WHAT YOU SHOULD DO
Retype the material from its start through the line containing "select-arrows-icon: [402, 110, 414, 122]", keeping every character as it is.

DATA IN THIS EXERCISE
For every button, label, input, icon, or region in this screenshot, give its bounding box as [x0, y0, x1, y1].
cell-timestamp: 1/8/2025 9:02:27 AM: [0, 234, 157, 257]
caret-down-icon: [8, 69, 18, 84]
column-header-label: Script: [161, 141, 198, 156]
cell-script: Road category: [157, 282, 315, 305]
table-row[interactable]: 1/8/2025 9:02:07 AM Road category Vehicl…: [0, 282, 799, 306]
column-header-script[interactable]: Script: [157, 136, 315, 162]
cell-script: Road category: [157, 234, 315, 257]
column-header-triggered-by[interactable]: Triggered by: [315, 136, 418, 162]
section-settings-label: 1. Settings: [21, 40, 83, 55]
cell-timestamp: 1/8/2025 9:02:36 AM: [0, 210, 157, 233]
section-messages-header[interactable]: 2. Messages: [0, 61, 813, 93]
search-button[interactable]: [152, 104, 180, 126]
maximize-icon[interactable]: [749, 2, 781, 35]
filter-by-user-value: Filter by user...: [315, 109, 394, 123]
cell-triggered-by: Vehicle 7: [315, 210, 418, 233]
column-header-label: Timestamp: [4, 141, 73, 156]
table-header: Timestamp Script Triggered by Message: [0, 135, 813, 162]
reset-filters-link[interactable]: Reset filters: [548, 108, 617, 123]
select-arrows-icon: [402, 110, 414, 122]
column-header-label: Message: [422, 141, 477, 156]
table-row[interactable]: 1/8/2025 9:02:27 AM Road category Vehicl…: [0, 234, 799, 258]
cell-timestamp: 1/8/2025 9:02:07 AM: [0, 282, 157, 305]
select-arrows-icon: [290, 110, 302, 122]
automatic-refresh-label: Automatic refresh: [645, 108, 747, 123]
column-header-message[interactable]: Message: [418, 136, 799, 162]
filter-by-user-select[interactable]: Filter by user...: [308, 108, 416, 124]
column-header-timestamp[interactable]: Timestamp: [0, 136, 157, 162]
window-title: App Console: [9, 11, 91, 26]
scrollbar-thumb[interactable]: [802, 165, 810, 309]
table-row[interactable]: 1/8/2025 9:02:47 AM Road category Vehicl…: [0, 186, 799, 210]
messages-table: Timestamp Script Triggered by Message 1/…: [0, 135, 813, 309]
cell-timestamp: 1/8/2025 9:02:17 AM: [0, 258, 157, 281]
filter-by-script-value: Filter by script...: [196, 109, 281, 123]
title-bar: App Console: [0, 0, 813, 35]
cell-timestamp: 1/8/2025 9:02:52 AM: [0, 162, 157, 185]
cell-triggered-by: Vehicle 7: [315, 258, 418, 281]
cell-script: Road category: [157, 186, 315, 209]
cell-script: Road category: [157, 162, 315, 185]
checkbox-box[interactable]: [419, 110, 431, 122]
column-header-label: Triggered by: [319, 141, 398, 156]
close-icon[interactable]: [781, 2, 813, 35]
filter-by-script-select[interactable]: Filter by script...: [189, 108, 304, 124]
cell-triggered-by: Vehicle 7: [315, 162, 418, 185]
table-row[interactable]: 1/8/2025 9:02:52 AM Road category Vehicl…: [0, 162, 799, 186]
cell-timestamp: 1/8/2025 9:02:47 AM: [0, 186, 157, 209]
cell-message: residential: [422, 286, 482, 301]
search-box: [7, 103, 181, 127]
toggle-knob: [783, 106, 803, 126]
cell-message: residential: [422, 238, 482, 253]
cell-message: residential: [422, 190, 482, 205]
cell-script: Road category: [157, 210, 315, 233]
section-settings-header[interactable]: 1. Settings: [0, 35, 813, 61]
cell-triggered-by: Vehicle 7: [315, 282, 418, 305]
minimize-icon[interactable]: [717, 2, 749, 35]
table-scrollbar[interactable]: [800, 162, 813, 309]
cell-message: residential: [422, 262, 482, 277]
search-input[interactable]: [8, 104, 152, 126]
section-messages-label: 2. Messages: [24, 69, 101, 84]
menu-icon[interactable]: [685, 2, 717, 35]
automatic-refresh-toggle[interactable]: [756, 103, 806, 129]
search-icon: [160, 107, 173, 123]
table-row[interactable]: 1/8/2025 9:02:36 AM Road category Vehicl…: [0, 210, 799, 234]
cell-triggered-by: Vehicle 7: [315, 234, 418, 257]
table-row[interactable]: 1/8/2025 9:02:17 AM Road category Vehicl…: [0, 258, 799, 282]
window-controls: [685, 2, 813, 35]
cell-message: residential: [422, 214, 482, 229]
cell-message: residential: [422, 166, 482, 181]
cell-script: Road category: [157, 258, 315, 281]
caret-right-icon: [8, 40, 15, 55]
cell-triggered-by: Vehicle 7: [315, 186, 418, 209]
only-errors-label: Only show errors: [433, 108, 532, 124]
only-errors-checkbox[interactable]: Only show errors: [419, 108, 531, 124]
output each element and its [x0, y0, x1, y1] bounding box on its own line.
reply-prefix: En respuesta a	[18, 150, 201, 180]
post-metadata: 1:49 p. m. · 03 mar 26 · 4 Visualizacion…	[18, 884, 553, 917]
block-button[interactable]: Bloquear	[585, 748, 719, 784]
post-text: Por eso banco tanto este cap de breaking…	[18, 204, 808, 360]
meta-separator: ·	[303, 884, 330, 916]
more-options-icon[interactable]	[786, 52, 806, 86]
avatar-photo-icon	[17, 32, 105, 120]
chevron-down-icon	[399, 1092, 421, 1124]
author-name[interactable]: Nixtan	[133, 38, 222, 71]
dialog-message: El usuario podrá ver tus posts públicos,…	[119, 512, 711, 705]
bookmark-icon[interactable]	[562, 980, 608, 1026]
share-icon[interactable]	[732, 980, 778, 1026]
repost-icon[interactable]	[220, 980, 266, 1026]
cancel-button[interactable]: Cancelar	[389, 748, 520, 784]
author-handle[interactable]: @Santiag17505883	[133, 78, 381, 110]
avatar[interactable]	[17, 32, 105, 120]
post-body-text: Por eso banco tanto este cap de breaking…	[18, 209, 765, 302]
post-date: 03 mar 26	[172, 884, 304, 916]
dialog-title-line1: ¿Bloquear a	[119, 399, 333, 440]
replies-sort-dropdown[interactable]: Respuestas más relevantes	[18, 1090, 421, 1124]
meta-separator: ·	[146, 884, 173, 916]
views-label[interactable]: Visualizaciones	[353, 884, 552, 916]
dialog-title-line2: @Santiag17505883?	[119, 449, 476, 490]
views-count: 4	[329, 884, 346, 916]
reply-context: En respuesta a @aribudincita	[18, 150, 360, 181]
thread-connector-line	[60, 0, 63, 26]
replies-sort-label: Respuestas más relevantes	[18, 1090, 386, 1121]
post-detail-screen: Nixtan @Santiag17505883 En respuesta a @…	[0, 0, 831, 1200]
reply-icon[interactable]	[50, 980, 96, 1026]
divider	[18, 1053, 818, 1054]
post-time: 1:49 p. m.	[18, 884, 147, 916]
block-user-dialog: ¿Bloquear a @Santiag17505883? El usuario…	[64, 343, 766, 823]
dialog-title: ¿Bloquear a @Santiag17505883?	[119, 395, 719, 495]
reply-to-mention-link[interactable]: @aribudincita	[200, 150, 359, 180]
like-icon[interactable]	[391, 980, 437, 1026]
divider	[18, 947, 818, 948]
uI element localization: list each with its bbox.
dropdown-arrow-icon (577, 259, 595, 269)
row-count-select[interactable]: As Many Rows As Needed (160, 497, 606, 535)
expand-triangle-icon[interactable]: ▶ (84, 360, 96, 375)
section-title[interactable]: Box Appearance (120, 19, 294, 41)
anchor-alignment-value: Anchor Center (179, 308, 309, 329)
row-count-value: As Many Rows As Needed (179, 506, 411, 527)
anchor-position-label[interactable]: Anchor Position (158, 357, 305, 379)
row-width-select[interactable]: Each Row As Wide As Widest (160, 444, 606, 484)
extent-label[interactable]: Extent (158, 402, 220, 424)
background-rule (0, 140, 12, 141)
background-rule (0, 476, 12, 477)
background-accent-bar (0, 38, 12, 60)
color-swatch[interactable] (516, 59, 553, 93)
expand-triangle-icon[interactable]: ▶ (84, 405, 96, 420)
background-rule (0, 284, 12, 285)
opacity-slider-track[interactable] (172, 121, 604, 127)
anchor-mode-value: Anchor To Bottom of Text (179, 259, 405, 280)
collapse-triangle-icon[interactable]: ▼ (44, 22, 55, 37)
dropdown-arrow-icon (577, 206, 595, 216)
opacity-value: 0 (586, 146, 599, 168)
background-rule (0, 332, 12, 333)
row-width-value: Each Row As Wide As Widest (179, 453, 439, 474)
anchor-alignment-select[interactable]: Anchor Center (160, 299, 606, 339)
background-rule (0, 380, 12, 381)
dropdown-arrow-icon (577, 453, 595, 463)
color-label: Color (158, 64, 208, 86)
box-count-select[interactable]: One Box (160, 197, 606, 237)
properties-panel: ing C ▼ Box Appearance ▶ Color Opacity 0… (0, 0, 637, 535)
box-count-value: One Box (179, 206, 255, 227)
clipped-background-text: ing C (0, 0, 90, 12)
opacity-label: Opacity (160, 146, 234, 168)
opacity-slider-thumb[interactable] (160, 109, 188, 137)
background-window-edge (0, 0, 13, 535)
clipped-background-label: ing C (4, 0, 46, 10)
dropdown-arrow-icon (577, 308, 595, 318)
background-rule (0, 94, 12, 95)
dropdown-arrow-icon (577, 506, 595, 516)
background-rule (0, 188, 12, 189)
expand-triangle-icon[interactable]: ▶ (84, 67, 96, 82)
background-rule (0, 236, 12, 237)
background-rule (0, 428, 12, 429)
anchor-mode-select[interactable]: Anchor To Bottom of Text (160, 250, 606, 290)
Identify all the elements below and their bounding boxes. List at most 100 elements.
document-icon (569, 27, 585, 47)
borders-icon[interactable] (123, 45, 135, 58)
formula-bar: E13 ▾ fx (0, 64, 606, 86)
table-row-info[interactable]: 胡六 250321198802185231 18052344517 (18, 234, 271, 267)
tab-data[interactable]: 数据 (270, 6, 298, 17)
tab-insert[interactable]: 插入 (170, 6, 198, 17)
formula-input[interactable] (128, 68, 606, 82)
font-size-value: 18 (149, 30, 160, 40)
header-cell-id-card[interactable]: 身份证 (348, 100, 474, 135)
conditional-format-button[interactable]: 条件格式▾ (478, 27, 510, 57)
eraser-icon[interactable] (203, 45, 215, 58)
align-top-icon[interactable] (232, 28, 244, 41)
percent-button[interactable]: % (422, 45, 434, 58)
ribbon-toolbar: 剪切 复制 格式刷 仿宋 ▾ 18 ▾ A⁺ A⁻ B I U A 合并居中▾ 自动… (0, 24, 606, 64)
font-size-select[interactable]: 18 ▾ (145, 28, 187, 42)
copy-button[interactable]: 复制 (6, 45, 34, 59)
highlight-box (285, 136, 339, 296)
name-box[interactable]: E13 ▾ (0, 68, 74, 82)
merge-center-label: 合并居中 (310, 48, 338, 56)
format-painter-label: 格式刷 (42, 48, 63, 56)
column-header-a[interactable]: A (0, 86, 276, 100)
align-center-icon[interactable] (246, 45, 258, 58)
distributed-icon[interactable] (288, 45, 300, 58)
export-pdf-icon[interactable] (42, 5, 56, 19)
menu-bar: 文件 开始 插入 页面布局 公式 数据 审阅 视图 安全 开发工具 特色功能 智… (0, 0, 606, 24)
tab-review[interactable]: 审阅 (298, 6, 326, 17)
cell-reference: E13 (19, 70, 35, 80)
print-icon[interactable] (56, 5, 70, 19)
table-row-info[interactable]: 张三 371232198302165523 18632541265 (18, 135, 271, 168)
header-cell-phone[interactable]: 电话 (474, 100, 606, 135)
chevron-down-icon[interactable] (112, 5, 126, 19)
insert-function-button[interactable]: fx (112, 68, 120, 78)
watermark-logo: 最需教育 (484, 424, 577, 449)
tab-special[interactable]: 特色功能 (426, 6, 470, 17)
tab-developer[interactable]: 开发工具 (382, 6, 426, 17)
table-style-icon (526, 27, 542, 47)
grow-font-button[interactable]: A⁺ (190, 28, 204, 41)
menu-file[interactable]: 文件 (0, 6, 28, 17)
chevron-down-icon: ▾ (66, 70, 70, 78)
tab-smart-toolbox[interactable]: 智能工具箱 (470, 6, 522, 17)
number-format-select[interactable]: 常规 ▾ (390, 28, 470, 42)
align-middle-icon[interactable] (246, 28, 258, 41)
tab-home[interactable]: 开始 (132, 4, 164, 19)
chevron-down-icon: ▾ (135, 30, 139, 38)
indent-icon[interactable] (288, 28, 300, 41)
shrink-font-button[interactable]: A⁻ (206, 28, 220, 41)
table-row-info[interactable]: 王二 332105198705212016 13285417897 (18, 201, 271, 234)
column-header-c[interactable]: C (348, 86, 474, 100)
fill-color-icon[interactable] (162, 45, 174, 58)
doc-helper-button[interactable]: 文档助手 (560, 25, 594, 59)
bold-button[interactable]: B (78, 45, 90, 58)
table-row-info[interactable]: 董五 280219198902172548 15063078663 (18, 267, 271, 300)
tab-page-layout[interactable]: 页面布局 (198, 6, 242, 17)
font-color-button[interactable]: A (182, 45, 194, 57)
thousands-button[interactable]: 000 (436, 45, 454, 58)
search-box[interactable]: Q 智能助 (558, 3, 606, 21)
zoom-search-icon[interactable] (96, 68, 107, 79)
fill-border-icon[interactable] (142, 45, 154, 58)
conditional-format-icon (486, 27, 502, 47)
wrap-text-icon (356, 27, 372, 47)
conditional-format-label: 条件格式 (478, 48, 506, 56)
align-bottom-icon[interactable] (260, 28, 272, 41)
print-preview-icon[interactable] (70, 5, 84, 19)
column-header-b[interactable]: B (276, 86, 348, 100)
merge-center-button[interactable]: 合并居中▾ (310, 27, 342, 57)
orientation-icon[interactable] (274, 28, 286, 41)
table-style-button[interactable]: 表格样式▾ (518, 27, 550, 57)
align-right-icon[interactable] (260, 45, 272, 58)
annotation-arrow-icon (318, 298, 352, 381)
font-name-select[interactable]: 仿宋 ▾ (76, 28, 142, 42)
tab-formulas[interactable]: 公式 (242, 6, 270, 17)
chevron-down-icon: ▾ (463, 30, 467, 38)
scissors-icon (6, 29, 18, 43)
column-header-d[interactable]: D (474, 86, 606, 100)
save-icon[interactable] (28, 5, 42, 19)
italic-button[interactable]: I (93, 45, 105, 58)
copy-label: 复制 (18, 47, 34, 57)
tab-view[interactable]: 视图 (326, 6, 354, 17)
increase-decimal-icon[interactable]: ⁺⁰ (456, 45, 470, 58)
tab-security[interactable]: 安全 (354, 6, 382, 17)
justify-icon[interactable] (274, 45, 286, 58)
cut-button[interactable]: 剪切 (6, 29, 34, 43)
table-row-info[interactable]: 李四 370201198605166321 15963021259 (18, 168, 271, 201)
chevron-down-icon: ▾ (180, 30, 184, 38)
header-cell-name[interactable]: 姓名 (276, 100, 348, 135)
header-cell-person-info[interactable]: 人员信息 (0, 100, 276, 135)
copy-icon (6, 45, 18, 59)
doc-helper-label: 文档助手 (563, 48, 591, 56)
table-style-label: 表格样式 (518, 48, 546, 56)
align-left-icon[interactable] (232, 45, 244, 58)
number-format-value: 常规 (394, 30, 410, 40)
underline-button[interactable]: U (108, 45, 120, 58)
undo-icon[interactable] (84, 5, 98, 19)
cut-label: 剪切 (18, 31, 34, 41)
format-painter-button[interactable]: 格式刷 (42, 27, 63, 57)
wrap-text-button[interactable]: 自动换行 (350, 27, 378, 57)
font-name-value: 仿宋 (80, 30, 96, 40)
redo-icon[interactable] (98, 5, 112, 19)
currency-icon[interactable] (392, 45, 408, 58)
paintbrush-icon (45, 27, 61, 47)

REPLY
For every button, label, input, icon, or region in this screenshot, give its bounding box as [x0, y0, x1, y1].
cell-timestamp: 1/8/2025 9:02:27 AM: [0, 234, 157, 257]
caret-down-icon: [8, 69, 18, 84]
column-header-label: Script: [161, 141, 198, 156]
cell-script: Road category: [157, 282, 315, 305]
table-row[interactable]: 1/8/2025 9:02:07 AM Road category Vehicl…: [0, 282, 799, 306]
column-header-script[interactable]: Script: [157, 136, 315, 162]
cell-script: Road category: [157, 234, 315, 257]
column-header-triggered-by[interactable]: Triggered by: [315, 136, 418, 162]
section-settings-label: 1. Settings: [21, 40, 83, 55]
cell-timestamp: 1/8/2025 9:02:36 AM: [0, 210, 157, 233]
section-messages-header[interactable]: 2. Messages: [0, 61, 813, 93]
search-button[interactable]: [152, 104, 180, 126]
maximize-icon[interactable]: [749, 2, 781, 35]
filter-by-user-value: Filter by user...: [315, 109, 394, 123]
cell-triggered-by: Vehicle 7: [315, 210, 418, 233]
column-header-label: Timestamp: [4, 141, 73, 156]
table-header: Timestamp Script Triggered by Message: [0, 135, 813, 162]
reset-filters-link[interactable]: Reset filters: [548, 108, 617, 123]
select-arrows-icon: [402, 110, 414, 122]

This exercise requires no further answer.